:: Problem description ::
Every line with "JSON" in it should be copied from the data.

:: The data ::
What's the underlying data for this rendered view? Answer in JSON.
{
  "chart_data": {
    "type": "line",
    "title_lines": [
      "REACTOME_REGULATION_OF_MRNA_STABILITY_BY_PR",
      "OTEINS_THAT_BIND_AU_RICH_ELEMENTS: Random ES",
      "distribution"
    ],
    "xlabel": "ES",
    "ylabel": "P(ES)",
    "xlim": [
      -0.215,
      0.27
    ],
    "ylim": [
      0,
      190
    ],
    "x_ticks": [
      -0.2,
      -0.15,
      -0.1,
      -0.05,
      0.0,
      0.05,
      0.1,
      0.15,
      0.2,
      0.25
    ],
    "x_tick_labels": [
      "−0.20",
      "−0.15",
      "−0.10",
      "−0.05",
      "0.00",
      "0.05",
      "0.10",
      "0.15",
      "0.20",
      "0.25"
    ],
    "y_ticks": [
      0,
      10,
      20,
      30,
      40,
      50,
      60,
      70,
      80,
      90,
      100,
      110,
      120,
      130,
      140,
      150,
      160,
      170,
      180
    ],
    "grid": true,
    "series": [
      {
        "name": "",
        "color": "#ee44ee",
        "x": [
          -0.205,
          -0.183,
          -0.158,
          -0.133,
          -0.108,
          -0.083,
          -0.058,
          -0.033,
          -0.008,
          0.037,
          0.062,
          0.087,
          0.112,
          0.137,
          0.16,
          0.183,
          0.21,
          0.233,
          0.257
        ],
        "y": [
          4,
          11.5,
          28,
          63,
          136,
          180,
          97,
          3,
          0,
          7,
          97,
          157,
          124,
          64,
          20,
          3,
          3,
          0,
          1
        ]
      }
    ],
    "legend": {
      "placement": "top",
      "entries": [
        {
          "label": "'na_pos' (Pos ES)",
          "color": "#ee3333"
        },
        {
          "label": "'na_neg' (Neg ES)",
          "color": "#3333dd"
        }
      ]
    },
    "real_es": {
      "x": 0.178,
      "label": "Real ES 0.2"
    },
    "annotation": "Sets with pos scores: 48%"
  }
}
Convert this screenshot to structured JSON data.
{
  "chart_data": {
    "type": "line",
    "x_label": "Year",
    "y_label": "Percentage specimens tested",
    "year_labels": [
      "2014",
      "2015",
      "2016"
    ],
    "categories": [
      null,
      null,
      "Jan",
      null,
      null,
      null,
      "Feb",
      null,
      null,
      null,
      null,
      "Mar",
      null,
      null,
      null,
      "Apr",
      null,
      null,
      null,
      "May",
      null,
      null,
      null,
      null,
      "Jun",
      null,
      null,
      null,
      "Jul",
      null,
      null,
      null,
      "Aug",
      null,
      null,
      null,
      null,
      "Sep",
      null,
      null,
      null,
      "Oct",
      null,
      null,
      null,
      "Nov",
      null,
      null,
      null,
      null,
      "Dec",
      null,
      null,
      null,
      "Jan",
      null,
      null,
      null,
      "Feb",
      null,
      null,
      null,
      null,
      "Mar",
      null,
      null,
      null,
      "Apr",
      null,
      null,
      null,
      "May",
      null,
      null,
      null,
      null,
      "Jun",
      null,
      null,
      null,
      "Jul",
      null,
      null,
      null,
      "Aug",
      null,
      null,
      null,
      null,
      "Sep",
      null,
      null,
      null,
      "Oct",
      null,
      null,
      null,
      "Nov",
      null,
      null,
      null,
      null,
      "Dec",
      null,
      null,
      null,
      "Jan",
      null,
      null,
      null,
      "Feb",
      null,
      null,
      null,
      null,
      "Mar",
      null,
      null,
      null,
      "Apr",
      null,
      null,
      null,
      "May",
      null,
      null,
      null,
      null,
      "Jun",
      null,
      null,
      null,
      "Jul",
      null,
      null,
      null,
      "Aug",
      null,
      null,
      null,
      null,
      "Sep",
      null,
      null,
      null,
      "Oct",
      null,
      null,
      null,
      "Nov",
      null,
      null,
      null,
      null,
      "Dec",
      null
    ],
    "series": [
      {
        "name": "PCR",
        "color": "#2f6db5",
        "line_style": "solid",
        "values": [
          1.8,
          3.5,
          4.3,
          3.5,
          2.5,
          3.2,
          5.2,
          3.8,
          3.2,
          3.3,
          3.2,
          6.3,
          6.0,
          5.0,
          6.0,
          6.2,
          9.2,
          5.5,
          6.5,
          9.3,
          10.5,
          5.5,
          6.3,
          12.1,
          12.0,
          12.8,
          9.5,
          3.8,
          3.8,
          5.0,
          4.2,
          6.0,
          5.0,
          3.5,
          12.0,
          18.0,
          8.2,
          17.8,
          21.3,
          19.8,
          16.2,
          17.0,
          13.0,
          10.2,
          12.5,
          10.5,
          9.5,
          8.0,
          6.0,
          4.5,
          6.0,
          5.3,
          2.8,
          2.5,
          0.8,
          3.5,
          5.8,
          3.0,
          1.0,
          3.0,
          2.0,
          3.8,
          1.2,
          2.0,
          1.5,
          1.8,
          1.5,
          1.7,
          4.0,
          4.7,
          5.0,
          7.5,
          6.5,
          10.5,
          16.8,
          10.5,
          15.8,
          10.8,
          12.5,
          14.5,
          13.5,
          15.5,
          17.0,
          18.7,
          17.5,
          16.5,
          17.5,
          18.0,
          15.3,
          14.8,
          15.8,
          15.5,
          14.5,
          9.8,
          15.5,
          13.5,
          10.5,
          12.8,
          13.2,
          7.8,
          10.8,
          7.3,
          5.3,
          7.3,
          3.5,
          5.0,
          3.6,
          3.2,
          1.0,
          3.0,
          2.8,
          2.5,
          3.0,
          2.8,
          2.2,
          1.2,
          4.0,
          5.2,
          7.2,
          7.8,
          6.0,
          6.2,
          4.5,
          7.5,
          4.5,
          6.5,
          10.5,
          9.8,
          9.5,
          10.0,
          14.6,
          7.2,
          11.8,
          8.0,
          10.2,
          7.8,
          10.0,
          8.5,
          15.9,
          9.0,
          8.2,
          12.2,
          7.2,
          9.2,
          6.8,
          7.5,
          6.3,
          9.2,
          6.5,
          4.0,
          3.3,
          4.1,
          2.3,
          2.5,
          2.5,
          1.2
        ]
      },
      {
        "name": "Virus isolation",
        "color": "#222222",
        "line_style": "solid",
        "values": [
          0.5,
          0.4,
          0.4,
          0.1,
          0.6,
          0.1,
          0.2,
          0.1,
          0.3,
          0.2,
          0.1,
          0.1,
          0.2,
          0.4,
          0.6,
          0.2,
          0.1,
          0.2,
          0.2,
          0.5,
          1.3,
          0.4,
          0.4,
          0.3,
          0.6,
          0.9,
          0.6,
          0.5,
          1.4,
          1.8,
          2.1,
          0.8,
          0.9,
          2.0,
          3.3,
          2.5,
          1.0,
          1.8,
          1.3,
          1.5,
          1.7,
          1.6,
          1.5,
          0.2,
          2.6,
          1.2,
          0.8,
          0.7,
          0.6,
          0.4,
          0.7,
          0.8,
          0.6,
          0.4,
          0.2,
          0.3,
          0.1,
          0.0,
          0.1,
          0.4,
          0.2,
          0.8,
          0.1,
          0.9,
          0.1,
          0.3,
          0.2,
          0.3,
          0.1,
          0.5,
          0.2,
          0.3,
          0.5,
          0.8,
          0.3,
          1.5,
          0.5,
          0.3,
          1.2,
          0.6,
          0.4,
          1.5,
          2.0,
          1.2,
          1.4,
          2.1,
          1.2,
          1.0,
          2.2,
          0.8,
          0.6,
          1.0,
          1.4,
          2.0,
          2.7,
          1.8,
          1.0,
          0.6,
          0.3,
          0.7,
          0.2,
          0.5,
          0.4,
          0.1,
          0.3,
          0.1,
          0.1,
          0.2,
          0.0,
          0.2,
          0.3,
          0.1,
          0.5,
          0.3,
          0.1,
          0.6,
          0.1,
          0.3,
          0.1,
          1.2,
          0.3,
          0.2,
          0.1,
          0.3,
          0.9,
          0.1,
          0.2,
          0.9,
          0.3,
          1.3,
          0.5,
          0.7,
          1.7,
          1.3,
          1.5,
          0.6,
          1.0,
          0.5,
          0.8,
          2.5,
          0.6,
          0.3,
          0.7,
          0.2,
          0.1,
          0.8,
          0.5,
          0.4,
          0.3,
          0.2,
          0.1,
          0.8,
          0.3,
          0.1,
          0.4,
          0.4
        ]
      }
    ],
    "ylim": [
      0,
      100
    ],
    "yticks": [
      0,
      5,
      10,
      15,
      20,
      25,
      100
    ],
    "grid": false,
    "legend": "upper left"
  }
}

:: Expected answer ::
What's the underlying data for this rendered view? Answer in JSON.
Convert this screenshot to structured JSON data.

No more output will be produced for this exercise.